EXERCISE DIRECTIONS: Copy out the rows below unchanged, starting with the line that contains "details-link[interactable]: details: [540, 476, 587, 493]" and going on through the line that contains "line-number: 12: [592, 132, 605, 144]", with both of those lines included.
>> START TASK INPUTS
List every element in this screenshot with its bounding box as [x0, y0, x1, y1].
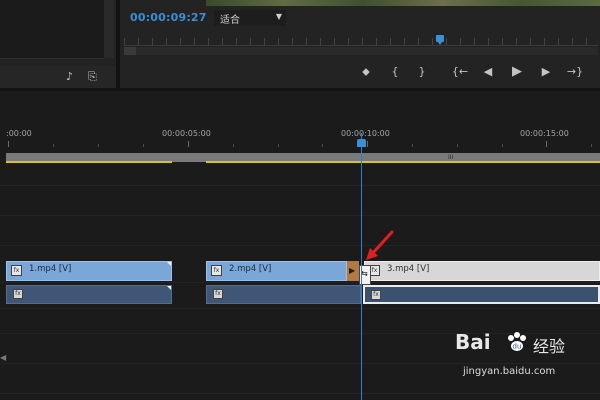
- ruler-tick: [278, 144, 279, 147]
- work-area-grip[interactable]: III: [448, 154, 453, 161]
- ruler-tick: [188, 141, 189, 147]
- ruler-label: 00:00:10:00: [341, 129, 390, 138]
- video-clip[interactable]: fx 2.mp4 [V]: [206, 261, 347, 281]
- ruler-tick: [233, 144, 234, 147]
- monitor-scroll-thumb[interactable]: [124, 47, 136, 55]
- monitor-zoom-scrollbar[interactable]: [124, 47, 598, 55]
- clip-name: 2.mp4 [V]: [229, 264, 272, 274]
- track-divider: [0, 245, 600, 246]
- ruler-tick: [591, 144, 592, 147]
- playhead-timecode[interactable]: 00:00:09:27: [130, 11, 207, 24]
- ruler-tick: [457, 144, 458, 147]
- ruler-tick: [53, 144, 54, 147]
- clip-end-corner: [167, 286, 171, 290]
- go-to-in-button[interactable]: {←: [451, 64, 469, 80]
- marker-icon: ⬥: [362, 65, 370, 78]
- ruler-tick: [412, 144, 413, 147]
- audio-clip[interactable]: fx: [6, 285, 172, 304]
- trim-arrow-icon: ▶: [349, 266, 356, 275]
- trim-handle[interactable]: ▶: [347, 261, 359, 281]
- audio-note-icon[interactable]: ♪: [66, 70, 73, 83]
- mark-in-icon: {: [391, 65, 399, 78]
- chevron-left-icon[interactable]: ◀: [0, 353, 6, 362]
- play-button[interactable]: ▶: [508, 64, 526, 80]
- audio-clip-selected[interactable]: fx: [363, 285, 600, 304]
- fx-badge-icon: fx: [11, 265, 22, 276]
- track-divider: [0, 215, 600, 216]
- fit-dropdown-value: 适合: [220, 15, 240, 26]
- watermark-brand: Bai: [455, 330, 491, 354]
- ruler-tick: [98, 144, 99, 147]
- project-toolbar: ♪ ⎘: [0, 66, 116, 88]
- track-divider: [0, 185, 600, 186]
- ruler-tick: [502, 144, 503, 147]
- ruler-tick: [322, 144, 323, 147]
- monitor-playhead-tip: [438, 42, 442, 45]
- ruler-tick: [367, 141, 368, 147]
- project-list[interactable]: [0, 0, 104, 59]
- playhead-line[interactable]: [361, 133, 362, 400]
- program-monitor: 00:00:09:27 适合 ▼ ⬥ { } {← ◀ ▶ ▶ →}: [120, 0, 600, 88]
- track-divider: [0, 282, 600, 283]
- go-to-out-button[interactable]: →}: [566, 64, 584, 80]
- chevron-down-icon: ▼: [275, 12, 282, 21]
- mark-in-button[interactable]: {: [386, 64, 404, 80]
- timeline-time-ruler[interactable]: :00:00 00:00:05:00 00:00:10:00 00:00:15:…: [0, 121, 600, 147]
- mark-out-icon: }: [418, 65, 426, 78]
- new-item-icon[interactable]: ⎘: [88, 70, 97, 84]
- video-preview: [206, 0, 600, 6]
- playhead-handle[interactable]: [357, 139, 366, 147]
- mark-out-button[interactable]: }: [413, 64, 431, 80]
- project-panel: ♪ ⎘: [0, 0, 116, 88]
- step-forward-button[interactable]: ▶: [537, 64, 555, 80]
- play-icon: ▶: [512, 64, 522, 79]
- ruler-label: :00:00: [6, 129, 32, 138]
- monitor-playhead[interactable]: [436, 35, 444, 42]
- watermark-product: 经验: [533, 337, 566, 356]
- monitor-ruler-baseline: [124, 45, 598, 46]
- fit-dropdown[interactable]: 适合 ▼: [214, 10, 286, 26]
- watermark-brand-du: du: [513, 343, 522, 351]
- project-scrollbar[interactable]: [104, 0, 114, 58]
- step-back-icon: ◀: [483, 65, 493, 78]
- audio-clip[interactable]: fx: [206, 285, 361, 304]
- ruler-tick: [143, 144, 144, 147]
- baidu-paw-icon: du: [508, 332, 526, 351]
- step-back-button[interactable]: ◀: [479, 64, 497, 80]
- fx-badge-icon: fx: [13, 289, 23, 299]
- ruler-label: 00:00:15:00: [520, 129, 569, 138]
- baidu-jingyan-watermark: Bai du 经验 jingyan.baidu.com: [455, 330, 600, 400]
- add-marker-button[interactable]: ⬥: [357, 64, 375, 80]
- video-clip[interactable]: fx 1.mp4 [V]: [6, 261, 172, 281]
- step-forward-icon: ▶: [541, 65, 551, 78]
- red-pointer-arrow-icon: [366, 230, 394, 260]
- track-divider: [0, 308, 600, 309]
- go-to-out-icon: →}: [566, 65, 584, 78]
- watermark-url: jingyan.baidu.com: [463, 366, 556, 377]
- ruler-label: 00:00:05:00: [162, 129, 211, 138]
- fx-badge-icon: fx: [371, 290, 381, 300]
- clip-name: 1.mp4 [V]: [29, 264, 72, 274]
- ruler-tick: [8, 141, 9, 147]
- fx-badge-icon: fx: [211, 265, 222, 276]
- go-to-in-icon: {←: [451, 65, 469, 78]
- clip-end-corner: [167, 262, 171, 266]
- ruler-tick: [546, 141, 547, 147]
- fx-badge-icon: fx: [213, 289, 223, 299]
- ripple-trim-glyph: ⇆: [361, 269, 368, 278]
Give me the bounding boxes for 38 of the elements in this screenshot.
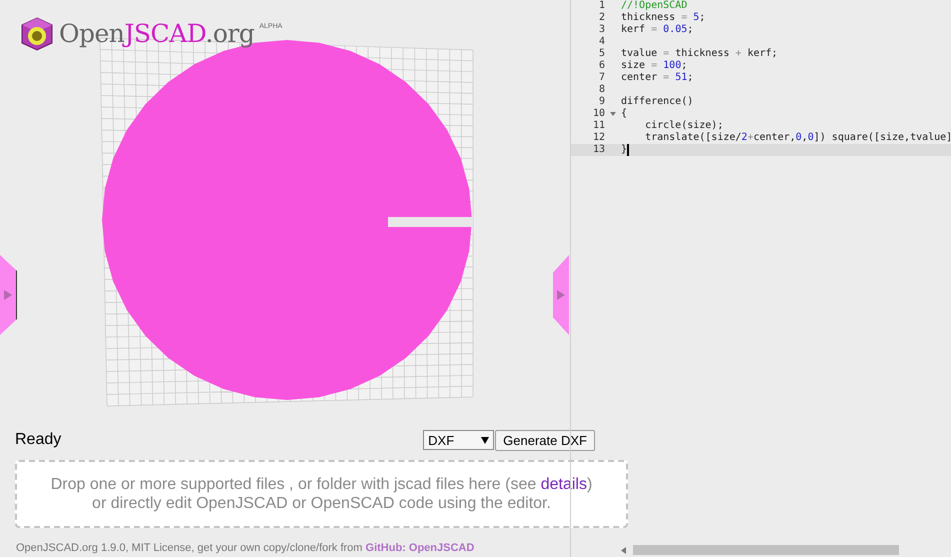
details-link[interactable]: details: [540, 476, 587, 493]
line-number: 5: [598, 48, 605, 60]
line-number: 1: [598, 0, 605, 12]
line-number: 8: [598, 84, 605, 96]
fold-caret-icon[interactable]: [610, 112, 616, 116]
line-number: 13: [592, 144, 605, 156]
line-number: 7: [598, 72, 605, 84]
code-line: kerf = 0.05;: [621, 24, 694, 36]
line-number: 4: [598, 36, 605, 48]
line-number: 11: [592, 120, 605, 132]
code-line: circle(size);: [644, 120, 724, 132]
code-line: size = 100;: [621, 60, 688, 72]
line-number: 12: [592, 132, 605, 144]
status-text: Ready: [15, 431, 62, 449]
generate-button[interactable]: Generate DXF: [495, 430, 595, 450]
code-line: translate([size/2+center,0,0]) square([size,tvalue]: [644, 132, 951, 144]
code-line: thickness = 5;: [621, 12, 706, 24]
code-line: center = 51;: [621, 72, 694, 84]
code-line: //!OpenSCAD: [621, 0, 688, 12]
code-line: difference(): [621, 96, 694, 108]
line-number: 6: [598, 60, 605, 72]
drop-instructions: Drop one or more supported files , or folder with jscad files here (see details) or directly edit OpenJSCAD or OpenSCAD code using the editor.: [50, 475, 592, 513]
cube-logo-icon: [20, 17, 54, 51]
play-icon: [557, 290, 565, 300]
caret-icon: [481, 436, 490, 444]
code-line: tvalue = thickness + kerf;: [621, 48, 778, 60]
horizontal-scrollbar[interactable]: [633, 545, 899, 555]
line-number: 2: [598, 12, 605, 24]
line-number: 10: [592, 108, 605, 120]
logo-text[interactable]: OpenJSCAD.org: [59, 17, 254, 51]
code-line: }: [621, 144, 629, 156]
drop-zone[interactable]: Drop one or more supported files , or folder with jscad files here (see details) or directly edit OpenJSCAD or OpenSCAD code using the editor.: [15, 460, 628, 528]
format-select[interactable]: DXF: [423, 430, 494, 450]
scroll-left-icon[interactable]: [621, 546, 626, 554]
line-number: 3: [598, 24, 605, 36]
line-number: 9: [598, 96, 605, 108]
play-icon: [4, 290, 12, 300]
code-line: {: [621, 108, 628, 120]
>> END TASK INPUTS
TASK ANSWER:
details-link[interactable]: details: [540, 476, 587, 493]
line-number: 5: [598, 48, 605, 60]
line-number: 1: [598, 0, 605, 12]
line-number: 8: [598, 84, 605, 96]
fold-caret-icon[interactable]: [610, 112, 616, 116]
line-number: 13: [592, 144, 605, 156]
line-number: 7: [598, 72, 605, 84]
code-line: kerf = 0.05;: [621, 24, 694, 36]
line-number: 4: [598, 36, 605, 48]
line-number: 11: [592, 120, 605, 132]
code-line: circle(size);: [644, 120, 724, 132]
code-line: size = 100;: [621, 60, 688, 72]
line-number: 12: [592, 132, 605, 144]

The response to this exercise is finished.